PROBLEM DETAILS: Extract the complete listing and repeat it word for word.

(Source records)
··········
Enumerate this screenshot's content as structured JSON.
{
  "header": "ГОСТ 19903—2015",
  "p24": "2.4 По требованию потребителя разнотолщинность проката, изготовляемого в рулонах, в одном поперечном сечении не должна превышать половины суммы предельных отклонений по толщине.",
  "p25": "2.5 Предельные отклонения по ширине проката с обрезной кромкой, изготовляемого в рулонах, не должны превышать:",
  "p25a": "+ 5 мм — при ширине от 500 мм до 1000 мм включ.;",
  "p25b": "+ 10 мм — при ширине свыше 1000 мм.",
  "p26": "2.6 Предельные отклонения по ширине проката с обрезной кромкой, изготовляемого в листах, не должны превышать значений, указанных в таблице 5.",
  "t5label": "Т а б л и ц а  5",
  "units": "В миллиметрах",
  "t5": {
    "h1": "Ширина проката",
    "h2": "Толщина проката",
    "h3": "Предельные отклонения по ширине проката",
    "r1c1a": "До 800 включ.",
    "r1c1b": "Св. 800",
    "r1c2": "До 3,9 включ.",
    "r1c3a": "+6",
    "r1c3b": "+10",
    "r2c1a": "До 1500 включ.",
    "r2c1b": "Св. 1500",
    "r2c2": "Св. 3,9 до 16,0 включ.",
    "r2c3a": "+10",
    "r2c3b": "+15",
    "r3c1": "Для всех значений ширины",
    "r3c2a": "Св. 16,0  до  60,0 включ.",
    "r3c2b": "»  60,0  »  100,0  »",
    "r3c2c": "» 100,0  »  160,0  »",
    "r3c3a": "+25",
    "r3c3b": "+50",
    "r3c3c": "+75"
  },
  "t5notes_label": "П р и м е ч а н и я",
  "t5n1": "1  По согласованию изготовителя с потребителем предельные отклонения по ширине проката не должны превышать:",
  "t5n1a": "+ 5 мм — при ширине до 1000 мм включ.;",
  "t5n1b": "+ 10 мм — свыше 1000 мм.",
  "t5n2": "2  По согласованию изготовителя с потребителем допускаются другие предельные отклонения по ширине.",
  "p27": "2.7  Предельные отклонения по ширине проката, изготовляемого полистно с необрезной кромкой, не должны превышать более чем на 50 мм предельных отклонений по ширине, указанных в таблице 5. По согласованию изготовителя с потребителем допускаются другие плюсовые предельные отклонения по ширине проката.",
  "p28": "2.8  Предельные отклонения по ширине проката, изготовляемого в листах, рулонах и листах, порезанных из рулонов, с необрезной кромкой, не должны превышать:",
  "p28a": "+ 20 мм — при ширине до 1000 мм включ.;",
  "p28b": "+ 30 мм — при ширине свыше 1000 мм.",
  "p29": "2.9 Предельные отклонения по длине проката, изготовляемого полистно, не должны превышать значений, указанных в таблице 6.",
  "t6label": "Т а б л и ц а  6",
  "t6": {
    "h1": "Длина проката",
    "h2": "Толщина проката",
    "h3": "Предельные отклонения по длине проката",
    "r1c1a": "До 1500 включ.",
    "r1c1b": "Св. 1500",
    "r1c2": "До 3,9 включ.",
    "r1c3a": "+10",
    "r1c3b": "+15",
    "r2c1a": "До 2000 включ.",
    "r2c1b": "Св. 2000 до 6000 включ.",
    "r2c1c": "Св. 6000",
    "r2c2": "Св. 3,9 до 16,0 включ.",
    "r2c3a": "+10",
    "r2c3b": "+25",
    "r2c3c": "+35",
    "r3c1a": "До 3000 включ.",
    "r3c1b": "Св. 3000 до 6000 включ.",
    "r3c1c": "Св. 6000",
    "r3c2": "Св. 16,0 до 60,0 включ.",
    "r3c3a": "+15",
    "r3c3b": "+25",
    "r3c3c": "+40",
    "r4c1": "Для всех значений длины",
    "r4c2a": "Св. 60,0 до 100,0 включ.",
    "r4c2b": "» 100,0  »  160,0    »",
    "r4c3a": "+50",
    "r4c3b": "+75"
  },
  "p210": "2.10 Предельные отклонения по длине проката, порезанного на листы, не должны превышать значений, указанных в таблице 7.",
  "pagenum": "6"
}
··········
OUTPUT FOR THIS TASK:
Enumerate this screenshot's content as structured JSON.
{
  "header": "ГОСТ 19903—2015",
  "p24": "2.4 По требованию потребителя разнотолщинность проката, изготовляемого в рулонах, в одном поперечном сечении не должна превышать половины суммы предельных отклонений по толщине.",
  "p25": "2.5 Предельные отклонения по ширине проката с обрезной кромкой, изготовляемого в рулонах, не должны превышать:",
  "p25a": "+ 5 мм — при ширине от 500 мм до 1000 мм включ.;",
  "p25b": "+ 10 мм — при ширине свыше 1000 мм.",
  "p26": "2.6 Предельные отклонения по ширине проката с обрезной кромкой, изготовляемого в листах, не должны превышать значений, указанных в таблице 5.",
  "t5label": "Т а б л и ц а  5",
  "units": "В миллиметрах",
  "t5": {
    "h1": "Ширина проката",
    "h2": "Толщина проката",
    "h3": "Предельные отклонения по ширине проката",
    "r1c1a": "До 800 включ.",
    "r1c1b": "Св. 800",
    "r1c2": "До 3,9 включ.",
    "r1c3a": "+6",
    "r1c3b": "+10",
    "r2c1a": "До 1500 включ.",
    "r2c1b": "Св. 1500",
    "r2c2": "Св. 3,9 до 16,0 включ.",
    "r2c3a": "+10",
    "r2c3b": "+15",
    "r3c1": "Для всех значений ширины",
    "r3c2a": "Св. 16,0  до  60,0 включ.",
    "r3c2b": "»  60,0  »  100,0  »",
    "r3c2c": "» 100,0  »  160,0  »",
    "r3c3a": "+25",
    "r3c3b": "+50",
    "r3c3c": "+75"
  },
  "t5notes_label": "П р и м е ч а н и я",
  "t5n1": "1  По согласованию изготовителя с потребителем предельные отклонения по ширине проката не должны превышать:",
  "t5n1a": "+ 5 мм — при ширине до 1000 мм включ.;",
  "t5n1b": "+ 10 мм — свыше 1000 мм.",
  "t5n2": "2  По согласованию изготовителя с потребителем допускаются другие предельные отклонения по ширине.",
  "p27": "2.7  Предельные отклонения по ширине проката, изготовляемого полистно с необрезной кромкой, не должны превышать более чем на 50 мм предельных отклонений по ширине, указанных в таблице 5. По согласованию изготовителя с потребителем допускаются другие плюсовые предельные отклонения по ширине проката.",
  "p28": "2.8  Предельные отклонения по ширине проката, изготовляемого в листах, рулонах и листах, порезанных из рулонов, с необрезной кромкой, не должны превышать:",
  "p28a": "+ 20 мм — при ширине до 1000 мм включ.;",
  "p28b": "+ 30 мм — при ширине свыше 1000 мм.",
  "p29": "2.9 Предельные отклонения по длине проката, изготовляемого полистно, не должны превышать значений, указанных в таблице 6.",
  "t6label": "Т а б л и ц а  6",
  "t6": {
    "h1": "Длина проката",
    "h2": "Толщина проката",
    "h3": "Предельные отклонения по длине проката",
    "r1c1a": "До 1500 включ.",
    "r1c1b": "Св. 1500",
    "r1c2": "До 3,9 включ.",
    "r1c3a": "+10",
    "r1c3b": "+15",
    "r2c1a": "До 2000 включ.",
    "r2c1b": "Св. 2000 до 6000 включ.",
    "r2c1c": "Св. 6000",
    "r2c2": "Св. 3,9 до 16,0 включ.",
    "r2c3a": "+10",
    "r2c3b": "+25",
    "r2c3c": "+35",
    "r3c1a": "До 3000 включ.",
    "r3c1b": "Св. 3000 до 6000 включ.",
    "r3c1c": "Св. 6000",
    "r3c2": "Св. 16,0 до 60,0 включ.",
    "r3c3a": "+15",
    "r3c3b": "+25",
    "r3c3c": "+40",
    "r4c1": "Для всех значений длины",
    "r4c2a": "Св. 60,0 до 100,0 включ.",
    "r4c2b": "» 100,0  »  160,0    »",
    "r4c3a": "+50",
    "r4c3b": "+75"
  },
  "p210": "2.10 Предельные отклонения по длине проката, порезанного на листы, не должны превышать значений, указанных в таблице 7.",
  "pagenum": "6"
}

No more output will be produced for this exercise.